▸ **The exercise**:
Make an exact copy of each entry, leaving out every picture.

(Items from a dataset)

begin

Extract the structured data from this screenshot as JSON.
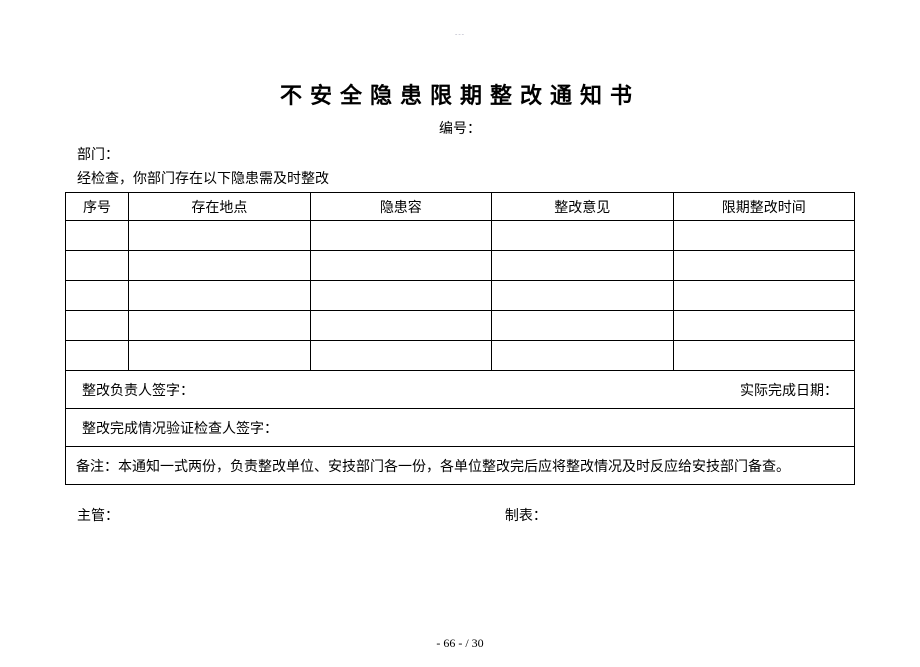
{
  "tiny_header": "---",
  "title": "不安全隐患限期整改通知书",
  "serial_label": "编号：",
  "dept_label": "部门：",
  "intro": "经检查，你部门存在以下隐患需及时整改",
  "columns": {
    "c0": "序号",
    "c1": "存在地点",
    "c2": "隐患容",
    "c3": "整改意见",
    "c4": "限期整改时间"
  },
  "col_widths": {
    "c0": "8%",
    "c1": "23%",
    "c2": "23%",
    "c3": "23%",
    "c4": "23%"
  },
  "row_count": 5,
  "sig1_left": "整改负责人签字：",
  "sig1_right": "实际完成日期：",
  "sig2": "整改完成情况验证检查人签字：",
  "note": "备注：本通知一式两份，负责整改单位、安技部门各一份，各单位整改完后应将整改情况及时反应给安技部门备查。",
  "footer_left": "主管：",
  "footer_right": "制表：",
  "page_num": "- 66 -  / 30",
  "text_color": "#000000",
  "bg_color": "#ffffff",
  "border_color": "#000000"
}
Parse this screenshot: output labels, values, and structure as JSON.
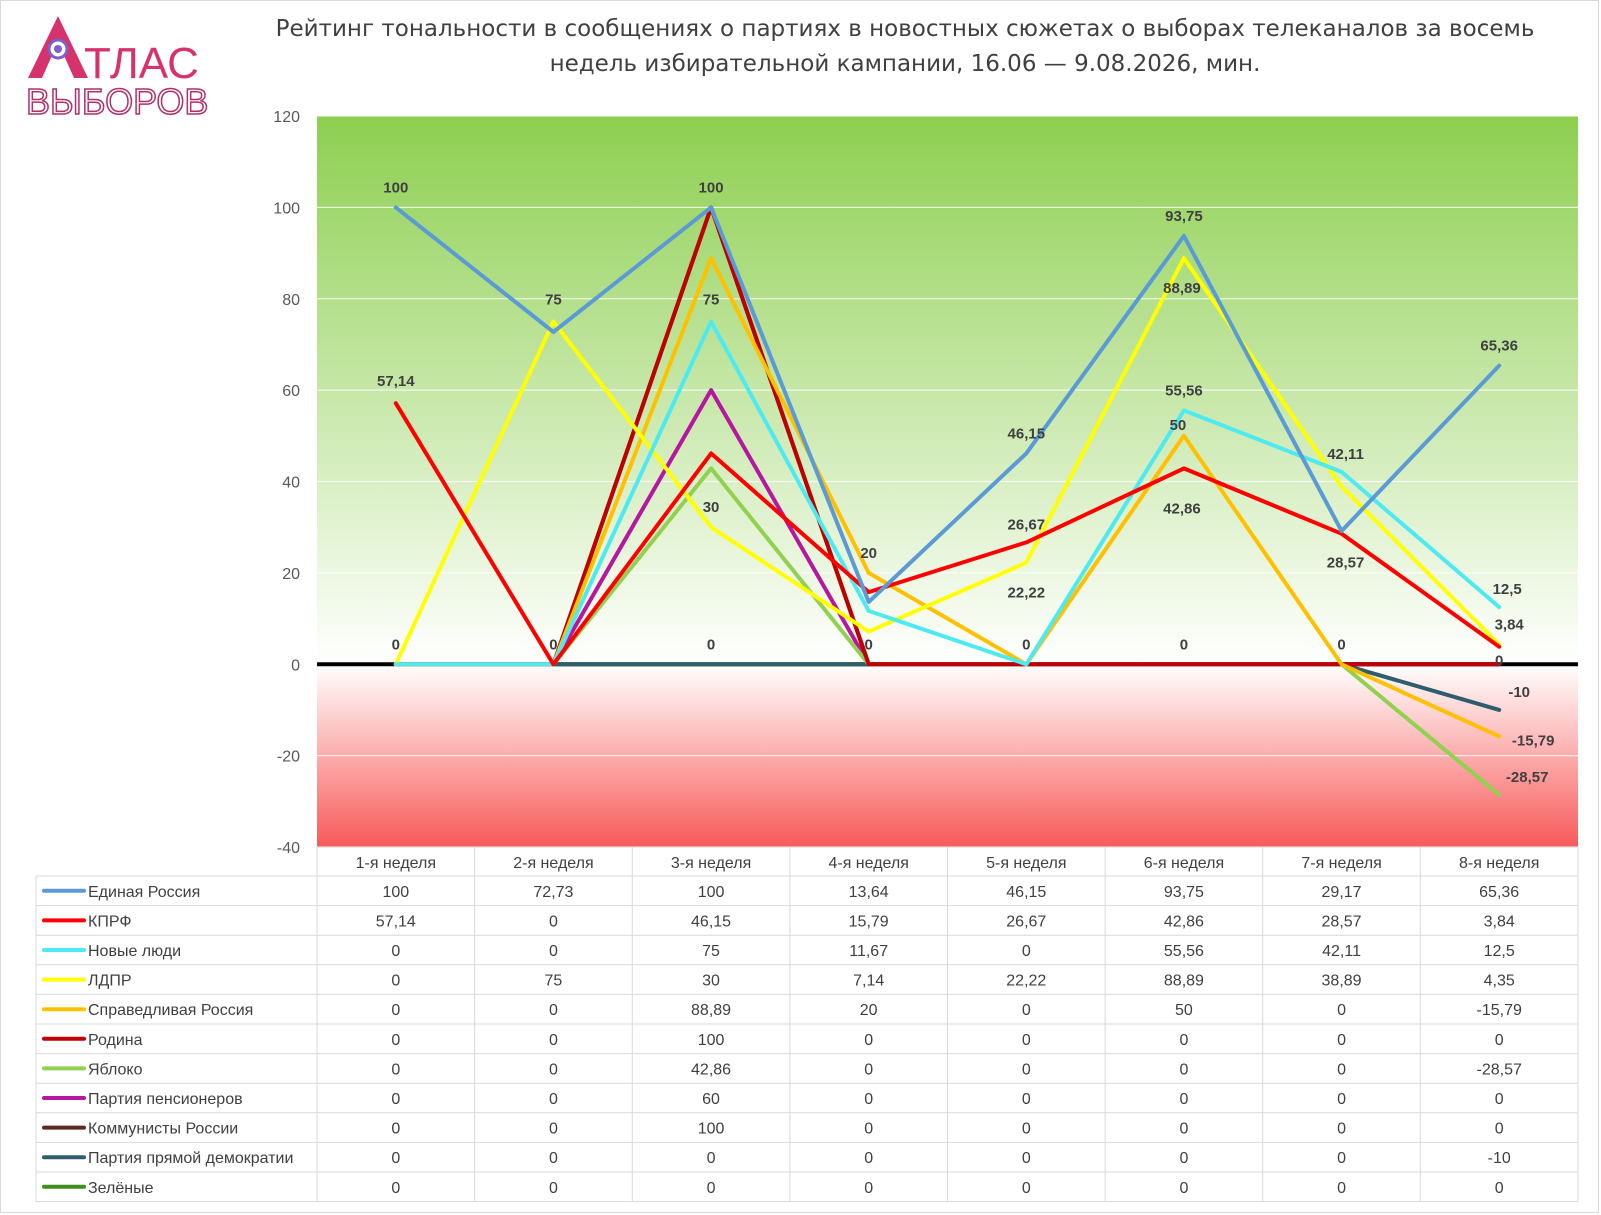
{
  "logo": {
    "line1": "ТЛАС",
    "line2": "ВЫБОРОВ"
  },
  "chart_data": {
    "type": "line",
    "title": "Рейтинг тональности в сообщениях о партиях в новостных сюжетах о выборах телеканалов за восемь недель избирательной кампании, 16.06 — 9.08.2026, мин.",
    "ylim": [
      -40,
      120
    ],
    "yticks": [
      "120",
      "100",
      "80",
      "60",
      "40",
      "20",
      "0",
      "-20",
      "-40"
    ],
    "ytick_values": [
      120,
      100,
      80,
      60,
      40,
      20,
      0,
      -20,
      -40
    ],
    "grid": true,
    "legend": "data-table",
    "background": {
      "positive_color": "#8dcf50",
      "negative_color": "#f85a5a"
    },
    "categories": [
      "1-я неделя",
      "2-я неделя",
      "3-я неделя",
      "4-я неделя",
      "5-я неделя",
      "6-я неделя",
      "7-я неделя",
      "8-я неделя"
    ],
    "series": [
      {
        "name": "Единая Россия",
        "color": "#5b9bd5",
        "values": [
          100,
          72.73,
          100,
          13.64,
          46.15,
          93.75,
          29.17,
          65.36
        ],
        "display": [
          "100",
          "72,73",
          "100",
          "13,64",
          "46,15",
          "93,75",
          "29,17",
          "65,36"
        ]
      },
      {
        "name": "КПРФ",
        "color": "#ff0000",
        "values": [
          57.14,
          0,
          46.15,
          15.79,
          26.67,
          42.86,
          28.57,
          3.84
        ],
        "display": [
          "57,14",
          "0",
          "46,15",
          "15,79",
          "26,67",
          "42,86",
          "28,57",
          "3,84"
        ]
      },
      {
        "name": "Новые люди",
        "color": "#4deaf2",
        "values": [
          0,
          0,
          75,
          11.67,
          0,
          55.56,
          42.11,
          12.5
        ],
        "display": [
          "0",
          "0",
          "75",
          "11,67",
          "0",
          "55,56",
          "42,11",
          "12,5"
        ]
      },
      {
        "name": "ЛДПР",
        "color": "#ffff00",
        "values": [
          0,
          75,
          30,
          7.14,
          22.22,
          88.89,
          38.89,
          4.35
        ],
        "display": [
          "0",
          "75",
          "30",
          "7,14",
          "22,22",
          "88,89",
          "38,89",
          "4,35"
        ]
      },
      {
        "name": "Справедливая Россия",
        "color": "#ffc000",
        "values": [
          0,
          0,
          88.89,
          20,
          0,
          50,
          0,
          -15.79
        ],
        "display": [
          "0",
          "0",
          "88,89",
          "20",
          "0",
          "50",
          "0",
          "-15,79"
        ]
      },
      {
        "name": "Родина",
        "color": "#c00000",
        "values": [
          0,
          0,
          100,
          0,
          0,
          0,
          0,
          0
        ],
        "display": [
          "0",
          "0",
          "100",
          "0",
          "0",
          "0",
          "0",
          "0"
        ]
      },
      {
        "name": "Яблоко",
        "color": "#92d050",
        "values": [
          0,
          0,
          42.86,
          0,
          0,
          0,
          0,
          -28.57
        ],
        "display": [
          "0",
          "0",
          "42,86",
          "0",
          "0",
          "0",
          "0",
          "-28,57"
        ]
      },
      {
        "name": "Партия пенсионеров",
        "color": "#b5179e",
        "values": [
          0,
          0,
          60,
          0,
          0,
          0,
          0,
          0
        ],
        "display": [
          "0",
          "0",
          "60",
          "0",
          "0",
          "0",
          "0",
          "0"
        ]
      },
      {
        "name": "Коммунисты России",
        "color": "#5c2a1e",
        "values": [
          0,
          0,
          100,
          0,
          0,
          0,
          0,
          0
        ],
        "display": [
          "0",
          "0",
          "100",
          "0",
          "0",
          "0",
          "0",
          "0"
        ]
      },
      {
        "name": "Партия прямой демократии",
        "color": "#2e5e6e",
        "values": [
          0,
          0,
          0,
          0,
          0,
          0,
          0,
          -10
        ],
        "display": [
          "0",
          "0",
          "0",
          "0",
          "0",
          "0",
          "0",
          "-10"
        ]
      },
      {
        "name": "Зелёные",
        "color": "#3c8f1c",
        "values": [
          0,
          0,
          0,
          0,
          0,
          0,
          0,
          0
        ],
        "display": [
          "0",
          "0",
          "0",
          "0",
          "0",
          "0",
          "0",
          "0"
        ]
      }
    ],
    "annotations": [
      {
        "text": "100",
        "category": "1-я неделя",
        "y": 100
      },
      {
        "text": "57,14",
        "category": "1-я неделя",
        "y": 57.14
      },
      {
        "text": "0",
        "category": "1-я неделя",
        "y": 0
      },
      {
        "text": "75",
        "category": "2-я неделя",
        "y": 75
      },
      {
        "text": "0",
        "category": "2-я неделя",
        "y": 0
      },
      {
        "text": "100",
        "category": "3-я неделя",
        "y": 100
      },
      {
        "text": "75",
        "category": "3-я неделя",
        "y": 75
      },
      {
        "text": "30",
        "category": "3-я неделя",
        "y": 30
      },
      {
        "text": "0",
        "category": "3-я неделя",
        "y": 0
      },
      {
        "text": "20",
        "category": "4-я неделя",
        "y": 20
      },
      {
        "text": "0",
        "category": "4-я неделя",
        "y": 0
      },
      {
        "text": "46,15",
        "category": "5-я неделя",
        "y": 46.15
      },
      {
        "text": "26,67",
        "category": "5-я неделя",
        "y": 26.67
      },
      {
        "text": "22,22",
        "category": "5-я неделя",
        "y": 22.22
      },
      {
        "text": "0",
        "category": "5-я неделя",
        "y": 0
      },
      {
        "text": "93,75",
        "category": "6-я неделя",
        "y": 93.75
      },
      {
        "text": "88,89",
        "category": "6-я неделя",
        "y": 88.89
      },
      {
        "text": "55,56",
        "category": "6-я неделя",
        "y": 55.56
      },
      {
        "text": "50",
        "category": "6-я неделя",
        "y": 50
      },
      {
        "text": "42,86",
        "category": "6-я неделя",
        "y": 42.86
      },
      {
        "text": "0",
        "category": "6-я неделя",
        "y": 0
      },
      {
        "text": "42,11",
        "category": "7-я неделя",
        "y": 42.11
      },
      {
        "text": "28,57",
        "category": "7-я неделя",
        "y": 28.57
      },
      {
        "text": "0",
        "category": "7-я неделя",
        "y": 0
      },
      {
        "text": "65,36",
        "category": "8-я неделя",
        "y": 65.36
      },
      {
        "text": "12,5",
        "category": "8-я неделя",
        "y": 12.5
      },
      {
        "text": "3,84",
        "category": "8-я неделя",
        "y": 3.84
      },
      {
        "text": "0",
        "category": "8-я неделя",
        "y": 0
      },
      {
        "text": "-10",
        "category": "8-я неделя",
        "y": -10
      },
      {
        "text": "-15,79",
        "category": "8-я неделя",
        "y": -15.79
      },
      {
        "text": "-28,57",
        "category": "8-я неделя",
        "y": -28.57
      }
    ]
  }
}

end

▸ **Task response**:
Extract the structured data from this screenshot as JSON.
{
  "tiny_header": "---",
  "title": "不安全隐患限期整改通知书",
  "serial_label": "编号：",
  "dept_label": "部门：",
  "intro": "经检查，你部门存在以下隐患需及时整改",
  "columns": {
    "c0": "序号",
    "c1": "存在地点",
    "c2": "隐患容",
    "c3": "整改意见",
    "c4": "限期整改时间"
  },
  "col_widths": {
    "c0": "8%",
    "c1": "23%",
    "c2": "23%",
    "c3": "23%",
    "c4": "23%"
  },
  "row_count": 5,
  "sig1_left": "整改负责人签字：",
  "sig1_right": "实际完成日期：",
  "sig2": "整改完成情况验证检查人签字：",
  "note": "备注：本通知一式两份，负责整改单位、安技部门各一份，各单位整改完后应将整改情况及时反应给安技部门备查。",
  "footer_left": "主管：",
  "footer_right": "制表：",
  "page_num": "- 66 -  / 30",
  "text_color": "#000000",
  "bg_color": "#ffffff",
  "border_color": "#000000"
}
Parse this screenshot: output labels, values, and structure as JSON.
{
  "logo": {
    "line1": "ТЛАС",
    "line2": "ВЫБОРОВ"
  },
  "chart_data": {
    "type": "line",
    "title": "Рейтинг тональности в сообщениях о партиях в новостных сюжетах о выборах телеканалов за восемь недель избирательной кампании, 16.06 — 9.08.2026, мин.",
    "ylim": [
      -40,
      120
    ],
    "yticks": [
      "120",
      "100",
      "80",
      "60",
      "40",
      "20",
      "0",
      "-20",
      "-40"
    ],
    "ytick_values": [
      120,
      100,
      80,
      60,
      40,
      20,
      0,
      -20,
      -40
    ],
    "grid": true,
    "legend": "data-table",
    "background": {
      "positive_color": "#8dcf50",
      "negative_color": "#f85a5a"
    },
    "categories": [
      "1-я неделя",
      "2-я неделя",
      "3-я неделя",
      "4-я неделя",
      "5-я неделя",
      "6-я неделя",
      "7-я неделя",
      "8-я неделя"
    ],
    "series": [
      {
        "name": "Единая Россия",
        "color": "#5b9bd5",
        "values": [
          100,
          72.73,
          100,
          13.64,
          46.15,
          93.75,
          29.17,
          65.36
        ],
        "display": [
          "100",
          "72,73",
          "100",
          "13,64",
          "46,15",
          "93,75",
          "29,17",
          "65,36"
        ]
      },
      {
        "name": "КПРФ",
        "color": "#ff0000",
        "values": [
          57.14,
          0,
          46.15,
          15.79,
          26.67,
          42.86,
          28.57,
          3.84
        ],
        "display": [
          "57,14",
          "0",
          "46,15",
          "15,79",
          "26,67",
          "42,86",
          "28,57",
          "3,84"
        ]
      },
      {
        "name": "Новые люди",
        "color": "#4deaf2",
        "values": [
          0,
          0,
          75,
          11.67,
          0,
          55.56,
          42.11,
          12.5
        ],
        "display": [
          "0",
          "0",
          "75",
          "11,67",
          "0",
          "55,56",
          "42,11",
          "12,5"
        ]
      },
      {
        "name": "ЛДПР",
        "color": "#ffff00",
        "values": [
          0,
          75,
          30,
          7.14,
          22.22,
          88.89,
          38.89,
          4.35
        ],
        "display": [
          "0",
          "75",
          "30",
          "7,14",
          "22,22",
          "88,89",
          "38,89",
          "4,35"
        ]
      },
      {
        "name": "Справедливая Россия",
        "color": "#ffc000",
        "values": [
          0,
          0,
          88.89,
          20,
          0,
          50,
          0,
          -15.79
        ],
        "display": [
          "0",
          "0",
          "88,89",
          "20",
          "0",
          "50",
          "0",
          "-15,79"
        ]
      },
      {
        "name": "Родина",
        "color": "#c00000",
        "values": [
          0,
          0,
          100,
          0,
          0,
          0,
          0,
          0
        ],
        "display": [
          "0",
          "0",
          "100",
          "0",
          "0",
          "0",
          "0",
          "0"
        ]
      },
      {
        "name": "Яблоко",
        "color": "#92d050",
        "values": [
          0,
          0,
          42.86,
          0,
          0,
          0,
          0,
          -28.57
        ],
        "display": [
          "0",
          "0",
          "42,86",
          "0",
          "0",
          "0",
          "0",
          "-28,57"
        ]
      },
      {
        "name": "Партия пенсионеров",
        "color": "#b5179e",
        "values": [
          0,
          0,
          60,
          0,
          0,
          0,
          0,
          0
        ],
        "display": [
          "0",
          "0",
          "60",
          "0",
          "0",
          "0",
          "0",
          "0"
        ]
      },
      {
        "name": "Коммунисты России",
        "color": "#5c2a1e",
        "values": [
          0,
          0,
          100,
          0,
          0,
          0,
          0,
          0
        ],
        "display": [
          "0",
          "0",
          "100",
          "0",
          "0",
          "0",
          "0",
          "0"
        ]
      },
      {
        "name": "Партия прямой демократии",
        "color": "#2e5e6e",
        "values": [
          0,
          0,
          0,
          0,
          0,
          0,
          0,
          -10
        ],
        "display": [
          "0",
          "0",
          "0",
          "0",
          "0",
          "0",
          "0",
          "-10"
        ]
      },
      {
        "name": "Зелёные",
        "color": "#3c8f1c",
        "values": [
          0,
          0,
          0,
          0,
          0,
          0,
          0,
          0
        ],
        "display": [
          "0",
          "0",
          "0",
          "0",
          "0",
          "0",
          "0",
          "0"
        ]
      }
    ],
    "annotations": [
      {
        "text": "100",
        "category": "1-я неделя",
        "y": 100
      },
      {
        "text": "57,14",
        "category": "1-я неделя",
        "y": 57.14
      },
      {
        "text": "0",
        "category": "1-я неделя",
        "y": 0
      },
      {
        "text": "75",
        "category": "2-я неделя",
        "y": 75
      },
      {
        "text": "0",
        "category": "2-я неделя",
        "y": 0
      },
      {
        "text": "100",
        "category": "3-я неделя",
        "y": 100
      },
      {
        "text": "75",
        "category": "3-я неделя",
        "y": 75
      },
      {
        "text": "30",
        "category": "3-я неделя",
        "y": 30
      },
      {
        "text": "0",
        "category": "3-я неделя",
        "y": 0
      },
      {
        "text": "20",
        "category": "4-я неделя",
        "y": 20
      },
      {
        "text": "0",
        "category": "4-я неделя",
        "y": 0
      },
      {
        "text": "46,15",
        "category": "5-я неделя",
        "y": 46.15
      },
      {
        "text": "26,67",
        "category": "5-я неделя",
        "y": 26.67
      },
      {
        "text": "22,22",
        "category": "5-я неделя",
        "y": 22.22
      },
      {
        "text": "0",
        "category": "5-я неделя",
        "y": 0
      },
      {
        "text": "93,75",
        "category": "6-я неделя",
        "y": 93.75
      },
      {
        "text": "88,89",
        "category": "6-я неделя",
        "y": 88.89
      },
      {
        "text": "55,56",
        "category": "6-я неделя",
        "y": 55.56
      },
      {
        "text": "50",
        "category": "6-я неделя",
        "y": 50
      },
      {
        "text": "42,86",
        "category": "6-я неделя",
        "y": 42.86
      },
      {
        "text": "0",
        "category": "6-я неделя",
        "y": 0
      },
      {
        "text": "42,11",
        "category": "7-я неделя",
        "y": 42.11
      },
      {
        "text": "28,57",
        "category": "7-я неделя",
        "y": 28.57
      },
      {
        "text": "0",
        "category": "7-я неделя",
        "y": 0
      },
      {
        "text": "65,36",
        "category": "8-я неделя",
        "y": 65.36
      },
      {
        "text": "12,5",
        "category": "8-я неделя",
        "y": 12.5
      },
      {
        "text": "3,84",
        "category": "8-я неделя",
        "y": 3.84
      },
      {
        "text": "0",
        "category": "8-я неделя",
        "y": 0
      },
      {
        "text": "-10",
        "category": "8-я неделя",
        "y": -10
      },
      {
        "text": "-15,79",
        "category": "8-я неделя",
        "y": -15.79
      },
      {
        "text": "-28,57",
        "category": "8-я неделя",
        "y": -28.57
      }
    ]
  }
}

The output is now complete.